- **WHAT THIS TASK INVOLVES**
Quote every line as written. Omit pictures.

**** DATA PROVIDED

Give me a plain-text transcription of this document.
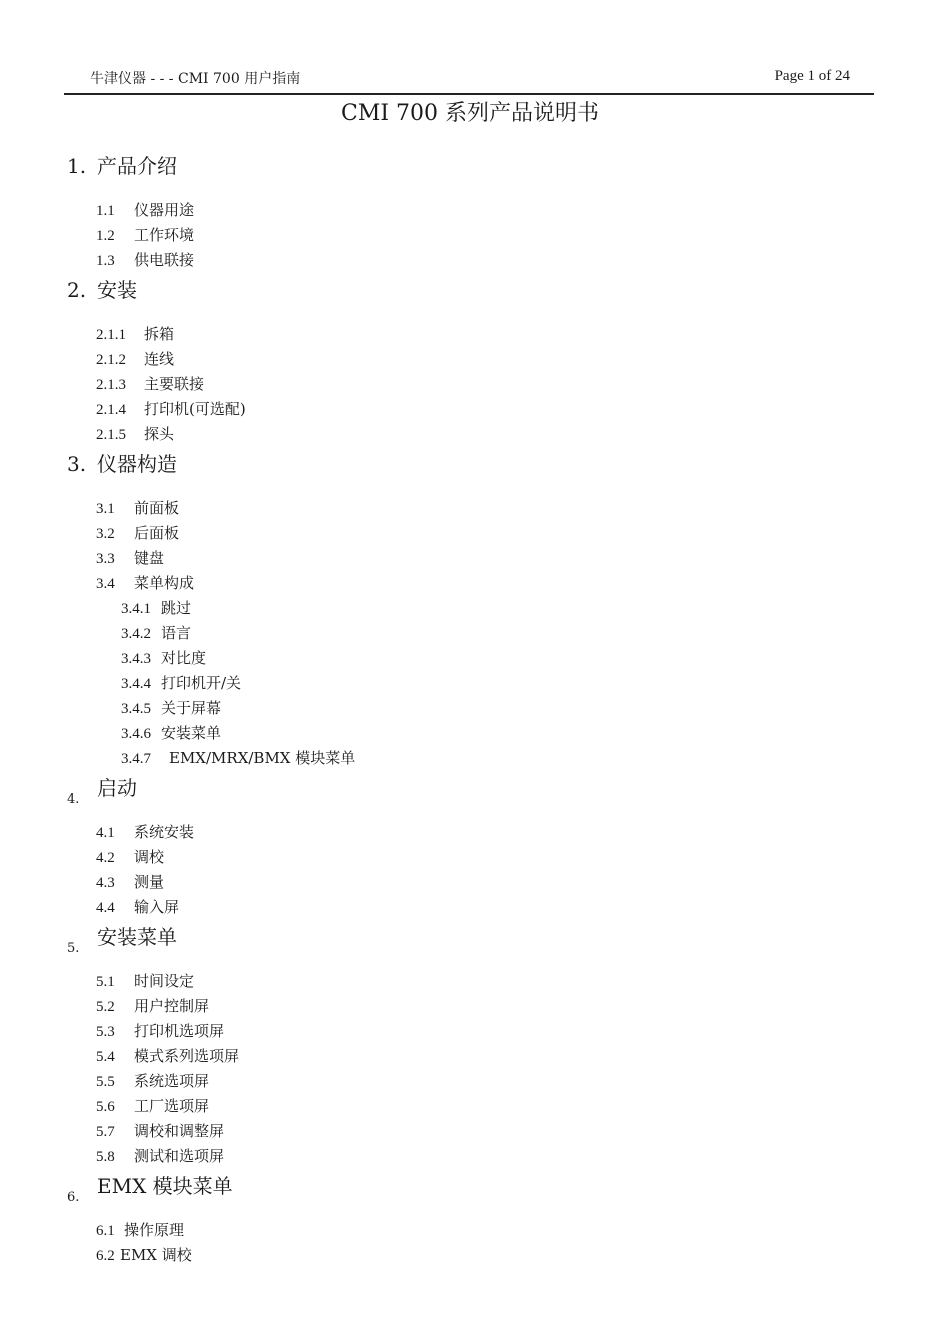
牛津仪器 - - - CMI 700 用户指南	Page 1 of 24
CMI 700 系列产品说明书
1. 产品介绍
1.1 仪器用途
1.2 工作环境
1.3 供电联接
2. 安装
2.1.1 拆箱
2.1.2 连线
2.1.3 主要联接
2.1.4 打印机(可选配)
2.1.5 探头
3. 仪器构造
3.1 前面板
3.2 后面板
3.3 键盘
3.4 菜单构成
3.4.1 跳过
3.4.2 语言
3.4.3 对比度
3.4.4 打印机开/关
3.4.5 关于屏幕
3.4.6 安装菜单
3.4.7 EMX/MRX/BMX 模块菜单
4. 启动
4.1 系统安装
4.2 调校
4.3 测量
4.4 输入屏
5. 安装菜单
5.1 时间设定
5.2 用户控制屏
5.3 打印机选项屏
5.4 模式系列选项屏
5.5 系统选项屏
5.6 工厂选项屏
5.7 调校和调整屏
5.8 测试和选项屏
6. EMX 模块菜单
6.1 操作原理
6.2 EMX 调校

********

- **TASK OUTPUT**
Give me a plain-text transcription of this document.
牛津仪器 - - - CMI 700 用户指南	Page 1 of 24
CMI 700 系列产品说明书
1. 产品介绍
1.1 仪器用途
1.2 工作环境
1.3 供电联接
2. 安装
2.1.1 拆箱
2.1.2 连线
2.1.3 主要联接
2.1.4 打印机(可选配)
2.1.5 探头
3. 仪器构造
3.1 前面板
3.2 后面板
3.3 键盘
3.4 菜单构成
3.4.1 跳过
3.4.2 语言
3.4.3 对比度
3.4.4 打印机开/关
3.4.5 关于屏幕
3.4.6 安装菜单
3.4.7 EMX/MRX/BMX 模块菜单
4. 启动
4.1 系统安装
4.2 调校
4.3 测量
4.4 输入屏
5. 安装菜单
5.1 时间设定
5.2 用户控制屏
5.3 打印机选项屏
5.4 模式系列选项屏
5.5 系统选项屏
5.6 工厂选项屏
5.7 调校和调整屏
5.8 测试和选项屏
6. EMX 模块菜单
6.1 操作原理
6.2 EMX 调校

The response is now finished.